#  > 【巍峨峻山】 公告服務區 >  > 肉球蓋印處 >  >  在金假@@

## LSI狼

一般休假(包括春節年假)只能在金門休點放。
只有返台才會回家，現在返台不能坐船只能搭飛機，但是往高雄班機要下午才會起飛(往台北是上午)，所以也許一返台會先去台北晃晃。

----------


## Graywolf

點放的確沒辦法回來(當天來回會累死,時間好像也不太夠)

這樣的話,回來的時候可以先碰碰面^^
(把台北的獸一起拖出來)
回來的話一般多可以呆幾天呢?
還有...為什麼不能坐船呀??(飛機比較快也比較方便是真的)

----------


## LSI狼

以後只有退伍能坐船(就是坐啥來就坐啥回去)，而在金假也只能在島上，也就是即使想回來還不能回來，至於返台也是穿軍服，所以若是要聚聚就得穿軍服，這會很吸引其他人(尤其是憲兵)的目光。
沒意外三個月會有一次返台假，一次15天。

----------


## Michile

軍裝參與網聚啊...好像Cosplay說XD

不過被憲兵注意到的話，是不是行為要更小心一點呢?

----------


## Wolfy

福利比以前好多了.
以前當兵期間只有3次返台假.
而且每次只有7~10天(是船期而定)
而且只能坐船...不准做飛機.
作船會耗去約2天半....所以每次的休假其實7天不到.

說是要穿軍服....其實出飛機場以後就可換便服了吧?

LSI狼回來的時間確定的話就通知一下吧...一起逛逛台北.
MAYBE去泡泡溫泉.

[簡短題目 1]: 列出關於金門服役休假的討論串中所有發文者的名稱，每個名稱只列一次。
[簡短題目 2]: 請接續關於金門服役休假的討論串，從最後一則回覆之後往下寫。

[給定項目]:
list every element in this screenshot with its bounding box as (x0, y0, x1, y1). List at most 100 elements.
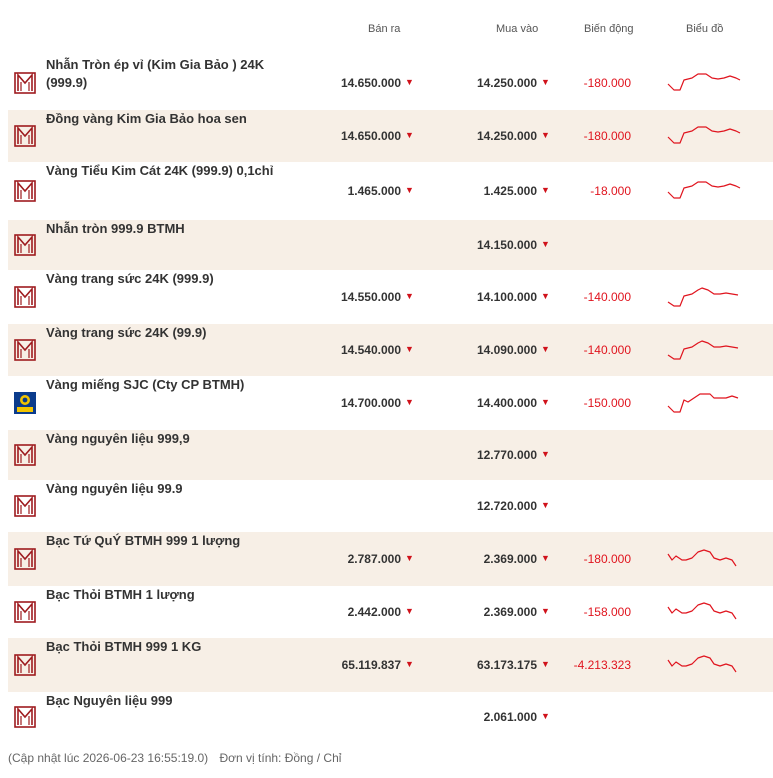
buy-price: 2.061.000 (483, 710, 537, 724)
down-arrow-icon: ▼ (405, 659, 414, 669)
sparkline-chart[interactable] (666, 599, 746, 625)
sparkline-chart[interactable] (666, 337, 746, 363)
btmh-logo-icon (14, 234, 36, 256)
table-row[interactable]: Vàng Tiểu Kim Cát 24K (999.9) 0,1chỉ 1.46… (8, 162, 773, 220)
product-name[interactable]: Nhẫn tròn 999.9 BTMH (46, 221, 185, 236)
btmh-logo-icon (14, 180, 36, 202)
down-arrow-icon: ▼ (541, 711, 550, 721)
btmh-logo-icon (14, 548, 36, 570)
btmh-logo-icon (14, 339, 36, 361)
btmh-logo-icon (14, 601, 36, 623)
buy-price: 1.425.000 (483, 184, 537, 198)
sparkline-chart[interactable] (666, 284, 746, 310)
price-change: -180.000 (583, 76, 631, 90)
down-arrow-icon: ▼ (541, 449, 550, 459)
sparkline-chart[interactable] (666, 123, 746, 149)
buy-price: 14.100.000 (476, 290, 537, 304)
sell-price: 2.787.000 (347, 552, 401, 566)
sjc-logo-icon (14, 392, 36, 414)
product-name[interactable]: Vàng nguyên liệu 999,9 (46, 431, 190, 446)
table-row[interactable]: Bạc Thỏi BTMH 999 1 KG 65.119.837 ▼ 63.173.… (8, 638, 773, 692)
table-row[interactable]: Đồng vàng Kim Gia Bảo hoa sen 14.650.000 ▼… (8, 110, 773, 162)
price-change: -150.000 (583, 396, 631, 410)
header-chart: Biểu đồ (686, 23, 724, 35)
sell-price: 2.442.000 (347, 605, 401, 619)
table-body: Nhẫn Tròn ép vỉ (Kim Gia Bảo ) 24K (999.… (8, 56, 773, 742)
buy-price: 14.250.000 (476, 76, 537, 90)
sparkline-chart[interactable] (666, 178, 746, 204)
table-row[interactable]: Bạc Nguyên liệu 999 2.061.000 ▼ (8, 692, 773, 742)
table-row[interactable]: Nhẫn Tròn ép vỉ (Kim Gia Bảo ) 24K (999.… (8, 56, 773, 110)
btmh-logo-icon (14, 125, 36, 147)
sell-price: 14.550.000 (340, 290, 401, 304)
down-arrow-icon: ▼ (405, 130, 414, 140)
down-arrow-icon: ▼ (541, 397, 550, 407)
product-name[interactable]: Vàng miếng SJC (Cty CP BTMH) (46, 377, 245, 392)
buy-price: 14.090.000 (476, 343, 537, 357)
header-buy: Mua vào (496, 23, 539, 35)
product-name[interactable]: Vàng Tiểu Kim Cát 24K (999.9) 0,1chỉ (46, 163, 274, 178)
table-row[interactable]: Vàng nguyên liệu 99.9 12.720.000 ▼ (8, 480, 773, 532)
price-change: -140.000 (583, 343, 631, 357)
price-change: -4.213.323 (573, 658, 631, 672)
price-table: Bán ra Mua vào Biến động Biểu đồ Nhẫn Tr… (8, 0, 773, 742)
down-arrow-icon: ▼ (541, 553, 550, 563)
down-arrow-icon: ▼ (541, 659, 550, 669)
table-row[interactable]: Bạc Tứ QuÝ BTMH 999 1 lượng 2.787.000 ▼ 2.3… (8, 532, 773, 586)
sell-price: 65.119.837 (341, 658, 401, 672)
price-change: -158.000 (583, 605, 631, 619)
table-row[interactable]: Vàng miếng SJC (Cty CP BTMH) 14.700.000 ▼ 1… (8, 376, 773, 430)
buy-price: 2.369.000 (483, 605, 537, 619)
product-name[interactable]: Bạc Thỏi BTMH 1 lượng (46, 587, 195, 602)
sparkline-chart[interactable] (666, 70, 746, 96)
table-row[interactable]: Vàng trang sức 24K (99.9) 14.540.000 ▼ 14.0… (8, 324, 773, 376)
btmh-logo-icon (14, 286, 36, 308)
price-change: -18.000 (590, 184, 631, 198)
down-arrow-icon: ▼ (541, 606, 550, 616)
btmh-logo-icon (14, 495, 36, 517)
product-name[interactable]: Vàng nguyên liệu 99.9 (46, 481, 183, 496)
sell-price: 14.650.000 (340, 129, 401, 143)
down-arrow-icon: ▼ (405, 553, 414, 563)
buy-price: 63.173.175 (476, 658, 537, 672)
down-arrow-icon: ▼ (405, 291, 414, 301)
product-name[interactable]: Nhẫn Tròn ép vỉ (Kim Gia Bảo ) 24K (999.… (46, 57, 265, 90)
price-change: -180.000 (583, 129, 631, 143)
product-name[interactable]: Vàng trang sức 24K (99.9) (46, 325, 207, 340)
product-name[interactable]: Bạc Tứ QuÝ BTMH 999 1 lượng (46, 533, 241, 548)
price-change: -140.000 (583, 290, 631, 304)
down-arrow-icon: ▼ (541, 500, 550, 510)
down-arrow-icon: ▼ (541, 239, 550, 249)
product-name[interactable]: Vàng trang sức 24K (999.9) (46, 271, 214, 286)
buy-price: 12.720.000 (476, 499, 537, 513)
down-arrow-icon: ▼ (541, 77, 550, 87)
sparkline-chart[interactable] (666, 652, 746, 678)
buy-price: 14.250.000 (476, 129, 537, 143)
unit-note: Đơn vị tính: Đồng / Chỉ (219, 751, 342, 765)
down-arrow-icon: ▼ (541, 291, 550, 301)
product-name[interactable]: Bạc Thỏi BTMH 999 1 KG (46, 639, 202, 654)
buy-price: 12.770.000 (476, 448, 537, 462)
table-row[interactable]: Bạc Thỏi BTMH 1 lượng 2.442.000 ▼ 2.369.000… (8, 586, 773, 638)
buy-price: 14.150.000 (476, 238, 537, 252)
table-row[interactable]: Nhẫn tròn 999.9 BTMH 14.150.000 ▼ (8, 220, 773, 270)
down-arrow-icon: ▼ (405, 606, 414, 616)
btmh-logo-icon (14, 72, 36, 94)
sell-price: 14.650.000 (340, 76, 401, 90)
sparkline-chart[interactable] (666, 546, 746, 572)
btmh-logo-icon (14, 654, 36, 676)
sell-price: 14.540.000 (340, 343, 401, 357)
product-name[interactable]: Bạc Nguyên liệu 999 (46, 693, 173, 708)
down-arrow-icon: ▼ (541, 344, 550, 354)
product-name[interactable]: Đồng vàng Kim Gia Bảo hoa sen (46, 111, 247, 126)
sparkline-chart[interactable] (666, 390, 746, 416)
table-header: Bán ra Mua vào Biến động Biểu đồ (8, 0, 773, 56)
down-arrow-icon: ▼ (405, 344, 414, 354)
buy-price: 2.369.000 (483, 552, 537, 566)
down-arrow-icon: ▼ (405, 185, 414, 195)
buy-price: 14.400.000 (476, 396, 537, 410)
updated-timestamp: (Cập nhật lúc 2026-06-23 16:55:19.0) (8, 751, 209, 765)
table-row[interactable]: Vàng nguyên liệu 999,9 12.770.000 ▼ (8, 430, 773, 480)
table-row[interactable]: Vàng trang sức 24K (999.9) 14.550.000 ▼ 14.… (8, 270, 773, 324)
down-arrow-icon: ▼ (541, 130, 550, 140)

[題目解答 1]: LSI狼、Graywolf、Michile、Wolfy

[題目解答 2]:
----------


## 笨狼

(無聊在晃各版紋章的狀態+浮出)
LSI大的標制還真棒啊 XDDD

----------


## ocarina2112

有夠龜毛
坐什麼去還得坐什麼回來哦@@

----------


## 笨狼

習俗吧 =0="

就像許多地方都有傳聞..

台大學生若在畢業以前進入OX(忘了名字 校長的墓園)就無法畢業

若是在考大學以前爬淡江的好漢坡三次
若有大學註定淡江命
等等等...

----------


## 狼馬

= =" 你們想把小馬的學弟們操死嗎 , 放假也要搭船.......有飛機不坐你喜歡暈船嗎 ?

Ps..小馬以前在海軍的人員運補艦上服役的......而且每次跑金門航次都是種大災難 @@" 
PPs..<=====這招學笨狼的 XD 狼大去金門的時候是搭哪艘軍艦過去的啊 ^^" (應該不是AP人員運補的吧)

----------


## LSI狼

是坐金門快輪的，AP速度更慢。
其實放假坐船還會多一天路假，且船是晚上開的，隔天早上到(飛機是下午飛，早上就要報到)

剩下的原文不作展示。